That is one meaning of “you shall have nothing to assure your life.” But there are other meanings as well. It also refers to our control over our own destiny. An alternative translation is, “There is no assurance of survival.” In exile, we are not merely demeaned, we are also disempowered. Our destiny hangs on the whims of others. Jewish history is an object lesson in the disempowerment of exile. Expulsions from England, from Spain, from Germany, from Russia mark the pages of our chronicle through time. Recently I visited Thessaloniki in northern Greece, previously called Salonika. Under the Ottomans the Jewish population seeking refuge from Spain, Portugal and Italy flourished in the city, contributing to its greatness as a centre of commerce and learning. Today, the Jewish presence consists of a Jewish museum, a Holocaust monument, and a synagogue with memorial boards giving the names and foundation dates of all the synagogues that used to grace the city from “Etz Chayim” in 1492 onwards – and that is all. There is no sign of the vibrant Jewish life that once contributed so much to the vitality and wealth of the city. Jewish visitors to Thessaloniki today see that the city is haunted by “the presence of an absence.”

A third sense of the phrase is, “You shall have no faith (

lo ta’amin

) in your life.” It is the antithesis of the verse in Torah that follows the crossing of the Sea of Reeds and immediately precedes the Song at the Sea: “[the people] had faith (

vaya’aminu

) in the Eternal and in God’s servant Moses” (Exodus 14:31).  The verbal root

alef-mem-nun

indicates faith, trust, and hope. As slaves, as boat people they shall find no meaning in life; they shall lack trust in life.

Listing:
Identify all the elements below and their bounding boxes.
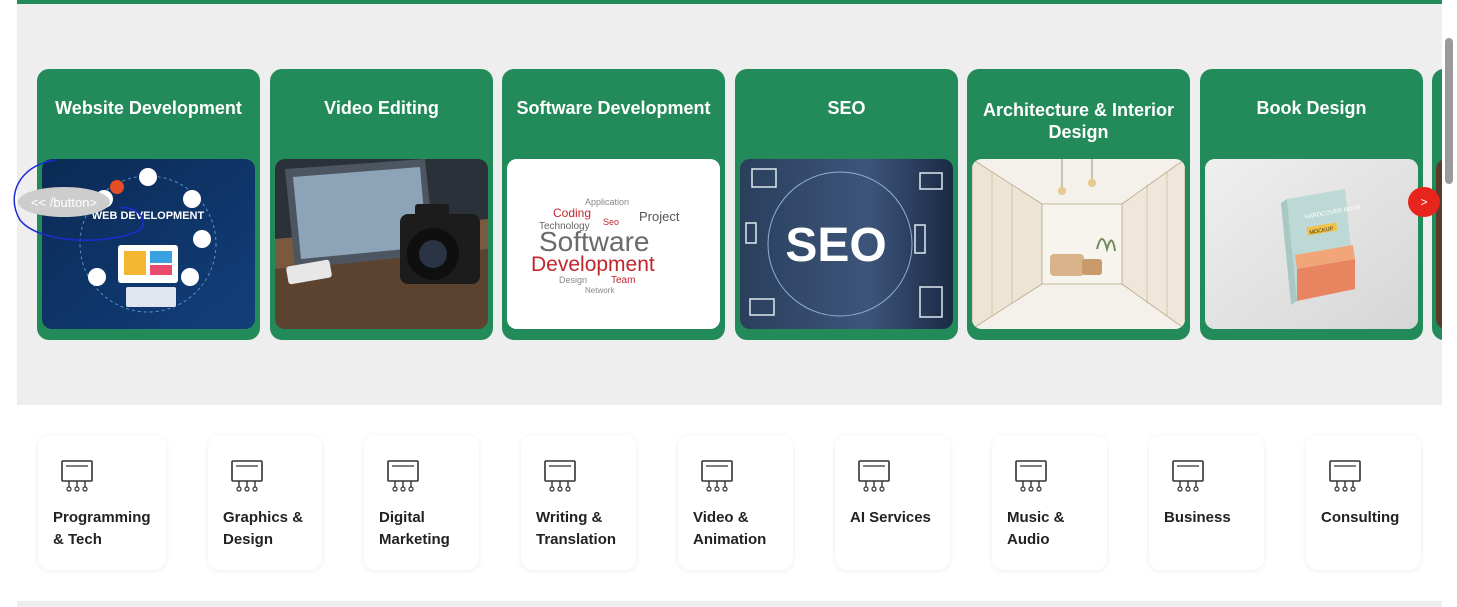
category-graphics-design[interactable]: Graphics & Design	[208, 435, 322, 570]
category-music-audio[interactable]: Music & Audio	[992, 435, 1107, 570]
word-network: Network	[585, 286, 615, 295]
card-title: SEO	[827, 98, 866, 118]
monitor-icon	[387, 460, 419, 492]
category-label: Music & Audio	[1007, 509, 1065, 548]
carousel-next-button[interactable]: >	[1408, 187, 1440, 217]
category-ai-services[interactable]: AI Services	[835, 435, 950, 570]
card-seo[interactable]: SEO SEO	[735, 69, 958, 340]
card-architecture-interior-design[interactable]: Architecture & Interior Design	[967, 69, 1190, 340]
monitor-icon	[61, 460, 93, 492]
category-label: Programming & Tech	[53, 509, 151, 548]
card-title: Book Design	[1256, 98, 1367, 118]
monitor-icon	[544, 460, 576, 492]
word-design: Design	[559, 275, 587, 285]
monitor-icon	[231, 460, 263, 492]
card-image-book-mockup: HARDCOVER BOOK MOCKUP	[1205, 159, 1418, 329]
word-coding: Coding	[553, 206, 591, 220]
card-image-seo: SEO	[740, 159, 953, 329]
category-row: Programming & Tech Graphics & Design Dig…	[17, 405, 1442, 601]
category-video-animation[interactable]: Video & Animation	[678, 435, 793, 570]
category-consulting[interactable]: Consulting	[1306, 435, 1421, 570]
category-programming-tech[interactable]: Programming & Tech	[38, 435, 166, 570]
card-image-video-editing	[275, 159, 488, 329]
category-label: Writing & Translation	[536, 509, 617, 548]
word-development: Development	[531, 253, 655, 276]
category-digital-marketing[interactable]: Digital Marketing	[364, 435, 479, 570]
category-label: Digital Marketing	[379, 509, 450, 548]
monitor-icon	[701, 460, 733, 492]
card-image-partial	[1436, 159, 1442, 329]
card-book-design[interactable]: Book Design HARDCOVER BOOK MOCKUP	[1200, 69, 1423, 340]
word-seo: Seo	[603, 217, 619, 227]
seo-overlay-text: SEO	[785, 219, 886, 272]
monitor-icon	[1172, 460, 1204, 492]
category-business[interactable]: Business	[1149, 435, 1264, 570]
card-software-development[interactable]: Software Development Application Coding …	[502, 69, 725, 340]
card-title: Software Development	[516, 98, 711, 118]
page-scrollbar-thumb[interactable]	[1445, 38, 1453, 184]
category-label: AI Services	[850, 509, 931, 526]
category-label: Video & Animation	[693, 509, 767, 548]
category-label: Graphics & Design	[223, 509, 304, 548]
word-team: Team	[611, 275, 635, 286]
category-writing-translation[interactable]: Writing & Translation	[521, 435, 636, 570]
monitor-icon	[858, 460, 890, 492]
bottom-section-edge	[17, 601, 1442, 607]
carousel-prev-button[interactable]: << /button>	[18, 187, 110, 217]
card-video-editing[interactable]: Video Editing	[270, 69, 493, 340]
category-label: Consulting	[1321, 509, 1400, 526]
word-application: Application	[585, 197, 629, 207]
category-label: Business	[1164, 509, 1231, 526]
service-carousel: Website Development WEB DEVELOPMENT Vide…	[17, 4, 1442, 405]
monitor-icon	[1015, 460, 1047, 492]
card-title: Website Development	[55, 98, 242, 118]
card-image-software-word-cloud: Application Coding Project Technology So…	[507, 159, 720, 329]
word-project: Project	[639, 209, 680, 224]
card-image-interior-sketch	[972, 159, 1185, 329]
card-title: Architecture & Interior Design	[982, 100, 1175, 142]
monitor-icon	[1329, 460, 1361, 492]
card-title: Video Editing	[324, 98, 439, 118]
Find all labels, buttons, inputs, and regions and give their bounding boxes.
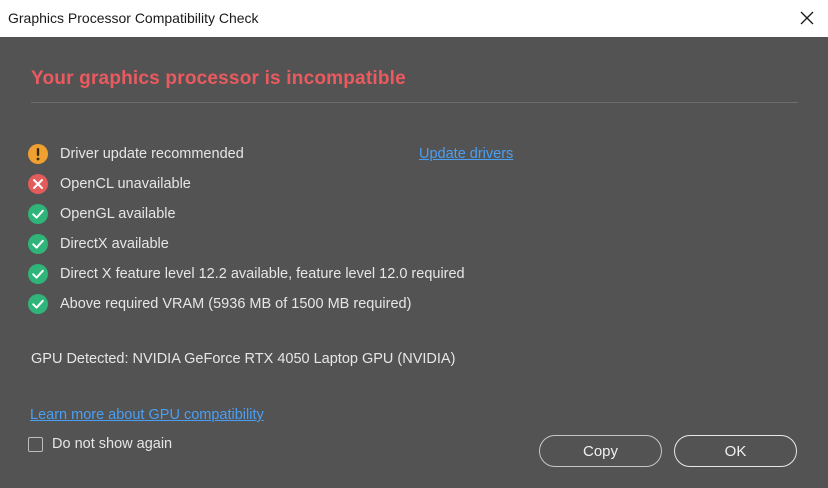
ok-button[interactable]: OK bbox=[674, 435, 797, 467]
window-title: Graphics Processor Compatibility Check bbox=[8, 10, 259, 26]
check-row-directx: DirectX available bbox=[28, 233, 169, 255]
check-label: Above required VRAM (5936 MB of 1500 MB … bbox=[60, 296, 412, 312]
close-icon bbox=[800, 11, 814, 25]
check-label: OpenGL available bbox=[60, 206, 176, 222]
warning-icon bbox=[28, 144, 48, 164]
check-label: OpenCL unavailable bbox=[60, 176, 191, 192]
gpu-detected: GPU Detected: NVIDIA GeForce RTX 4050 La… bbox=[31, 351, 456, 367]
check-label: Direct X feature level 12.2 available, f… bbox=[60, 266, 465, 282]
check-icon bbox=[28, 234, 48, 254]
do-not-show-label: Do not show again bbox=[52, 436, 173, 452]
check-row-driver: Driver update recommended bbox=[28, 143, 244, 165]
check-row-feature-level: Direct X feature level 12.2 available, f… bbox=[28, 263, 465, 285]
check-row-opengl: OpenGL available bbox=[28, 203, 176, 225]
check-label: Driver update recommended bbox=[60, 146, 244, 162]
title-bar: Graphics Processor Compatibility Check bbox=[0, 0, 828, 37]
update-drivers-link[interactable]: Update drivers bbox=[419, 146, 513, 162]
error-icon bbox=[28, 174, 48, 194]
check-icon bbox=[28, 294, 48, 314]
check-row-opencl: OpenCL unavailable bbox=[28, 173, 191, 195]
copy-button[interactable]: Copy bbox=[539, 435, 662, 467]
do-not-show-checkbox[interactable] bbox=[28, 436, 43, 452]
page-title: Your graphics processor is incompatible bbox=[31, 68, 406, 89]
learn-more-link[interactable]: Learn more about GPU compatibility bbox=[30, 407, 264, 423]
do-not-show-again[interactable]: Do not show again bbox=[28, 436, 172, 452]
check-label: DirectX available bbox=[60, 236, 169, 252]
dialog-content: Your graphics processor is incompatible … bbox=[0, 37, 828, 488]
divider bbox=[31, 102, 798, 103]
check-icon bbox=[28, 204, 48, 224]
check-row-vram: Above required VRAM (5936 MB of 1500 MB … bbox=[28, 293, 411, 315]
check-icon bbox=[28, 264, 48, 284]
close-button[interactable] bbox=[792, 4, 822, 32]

What to work on:
Extend the commentary on the phrase "you shall have nothing to assure your life," beginning after its final sentence. The data is not needed for this work.

Exercise result:
This sense of the curse resonates strongly in the current world situation. The world is overcome with refugees, with people fleeing devastation and terror. We in Australia are particularly aware of the situation of people forced onto boats to flee persecution or poverty, slavery or statelessness, in their countries of origin. But our awareness carries with it a deep sense of shame. Australia is gaining a reputation for heartlessness in its treatment of asylum seekers and refugees through its handling of boats coming from Indonesia and Thailand. Both major political parties in Australia hold firmly to a “no-boats” policy. Refugees who attempt to come by sea are forcibly turned away, and the government takes pride in its extreme rejectionist approach.

The Australian situation was recently the theme of a powerful reality-television series, “Go Back to Where You Came From”. Six Australians holding widely divergent views on asylum seekers who attempt to arrive by boat were taken on a reverse journey through the detention centres, across the seas and back to the countries from which real-life refugees had fled, a Palestinian family from Iraq and a Rohingya man from Myanmar. It was fascinating to see which participants changed their views through their dialogical experiences, and which of them had their views reinforced. But permeating the whole series was the intense feeling of hopelessness that had driven the refugees to seek purpose and meaning elsewhere, even at the threat to their lives and the lives of their families, pursuing freedom in a land that showed no desire to welcome them.

As Jews, we have lived the curses of

Ki Tavo

. But we remain alive as a people because we have never lost hope. We have somehow maintained “faith in our life,” the sense of meaning and purpose that our people felt under God when they stood on the shores of the Sea all those millennia ago. It is our destiny to recognise the need for trust and hope that we see in others, and to do what we can to help them.